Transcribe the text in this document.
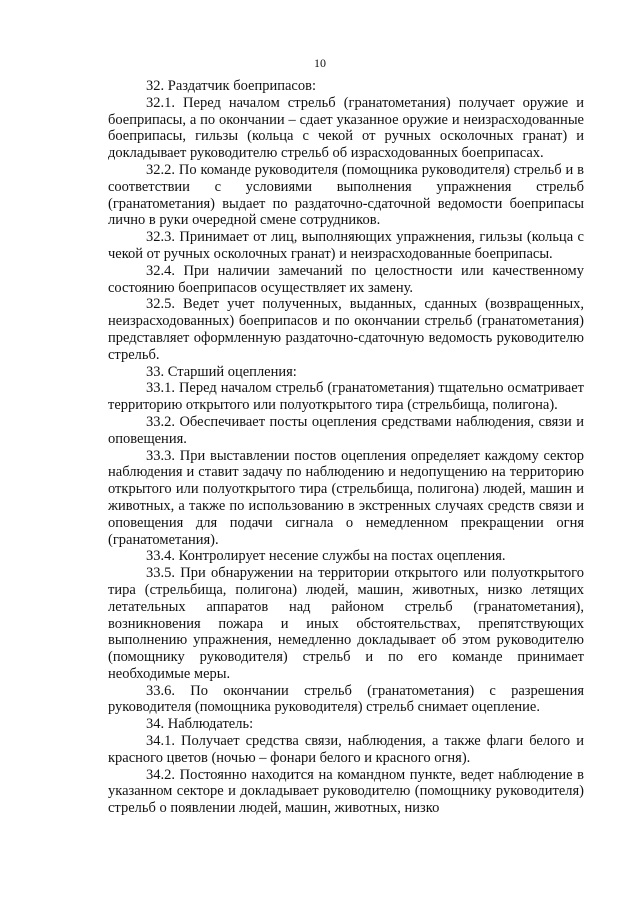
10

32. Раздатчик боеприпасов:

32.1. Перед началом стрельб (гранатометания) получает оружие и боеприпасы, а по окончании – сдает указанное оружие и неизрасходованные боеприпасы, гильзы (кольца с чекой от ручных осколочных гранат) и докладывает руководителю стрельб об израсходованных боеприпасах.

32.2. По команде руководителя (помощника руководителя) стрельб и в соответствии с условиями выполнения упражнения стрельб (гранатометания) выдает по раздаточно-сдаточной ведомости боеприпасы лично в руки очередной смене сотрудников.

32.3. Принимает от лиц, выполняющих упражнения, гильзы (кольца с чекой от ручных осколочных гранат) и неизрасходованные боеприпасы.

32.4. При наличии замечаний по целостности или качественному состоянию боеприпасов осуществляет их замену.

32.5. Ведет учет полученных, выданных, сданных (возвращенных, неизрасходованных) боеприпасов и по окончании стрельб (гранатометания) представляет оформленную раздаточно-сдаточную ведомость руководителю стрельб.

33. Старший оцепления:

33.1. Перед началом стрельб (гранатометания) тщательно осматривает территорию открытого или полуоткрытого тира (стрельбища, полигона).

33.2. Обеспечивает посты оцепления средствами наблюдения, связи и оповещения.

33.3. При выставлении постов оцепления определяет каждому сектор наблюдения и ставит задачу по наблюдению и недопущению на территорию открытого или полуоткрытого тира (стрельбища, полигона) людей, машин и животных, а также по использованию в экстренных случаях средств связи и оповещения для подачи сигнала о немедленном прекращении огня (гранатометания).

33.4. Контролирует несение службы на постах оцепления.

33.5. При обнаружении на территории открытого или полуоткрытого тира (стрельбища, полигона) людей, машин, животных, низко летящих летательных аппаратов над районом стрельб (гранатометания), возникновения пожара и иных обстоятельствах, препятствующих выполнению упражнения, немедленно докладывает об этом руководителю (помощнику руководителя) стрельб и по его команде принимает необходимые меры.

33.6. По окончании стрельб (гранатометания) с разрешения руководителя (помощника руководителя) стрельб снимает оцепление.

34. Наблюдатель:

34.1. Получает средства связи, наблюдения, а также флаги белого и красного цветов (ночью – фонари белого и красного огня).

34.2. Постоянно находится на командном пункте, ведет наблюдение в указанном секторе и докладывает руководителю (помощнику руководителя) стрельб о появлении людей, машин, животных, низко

• **Written problem**
All of the records above must be copied exactly, except for the pictures.

• **Correct result**
Transcribe the text in this document.
10

32. Раздатчик боеприпасов:

32.1. Перед началом стрельб (гранатометания) получает оружие и боеприпасы, а по окончании – сдает указанное оружие и неизрасходованные боеприпасы, гильзы (кольца с чекой от ручных осколочных гранат) и докладывает руководителю стрельб об израсходованных боеприпасах.

32.2. По команде руководителя (помощника руководителя) стрельб и в соответствии с условиями выполнения упражнения стрельб (гранатометания) выдает по раздаточно-сдаточной ведомости боеприпасы лично в руки очередной смене сотрудников.

32.3. Принимает от лиц, выполняющих упражнения, гильзы (кольца с чекой от ручных осколочных гранат) и неизрасходованные боеприпасы.

32.4. При наличии замечаний по целостности или качественному состоянию боеприпасов осуществляет их замену.

32.5. Ведет учет полученных, выданных, сданных (возвращенных, неизрасходованных) боеприпасов и по окончании стрельб (гранатометания) представляет оформленную раздаточно-сдаточную ведомость руководителю стрельб.

33. Старший оцепления:

33.1. Перед началом стрельб (гранатометания) тщательно осматривает территорию открытого или полуоткрытого тира (стрельбища, полигона).

33.2. Обеспечивает посты оцепления средствами наблюдения, связи и оповещения.

33.3. При выставлении постов оцепления определяет каждому сектор наблюдения и ставит задачу по наблюдению и недопущению на территорию открытого или полуоткрытого тира (стрельбища, полигона) людей, машин и животных, а также по использованию в экстренных случаях средств связи и оповещения для подачи сигнала о немедленном прекращении огня (гранатометания).

33.4. Контролирует несение службы на постах оцепления.

33.5. При обнаружении на территории открытого или полуоткрытого тира (стрельбища, полигона) людей, машин, животных, низко летящих летательных аппаратов над районом стрельб (гранатометания), возникновения пожара и иных обстоятельствах, препятствующих выполнению упражнения, немедленно докладывает об этом руководителю (помощнику руководителя) стрельб и по его команде принимает необходимые меры.

33.6. По окончании стрельб (гранатометания) с разрешения руководителя (помощника руководителя) стрельб снимает оцепление.

34. Наблюдатель:

34.1. Получает средства связи, наблюдения, а также флаги белого и красного цветов (ночью – фонари белого и красного огня).

34.2. Постоянно находится на командном пункте, ведет наблюдение в указанном секторе и докладывает руководителю (помощнику руководителя) стрельб о появлении людей, машин, животных, низко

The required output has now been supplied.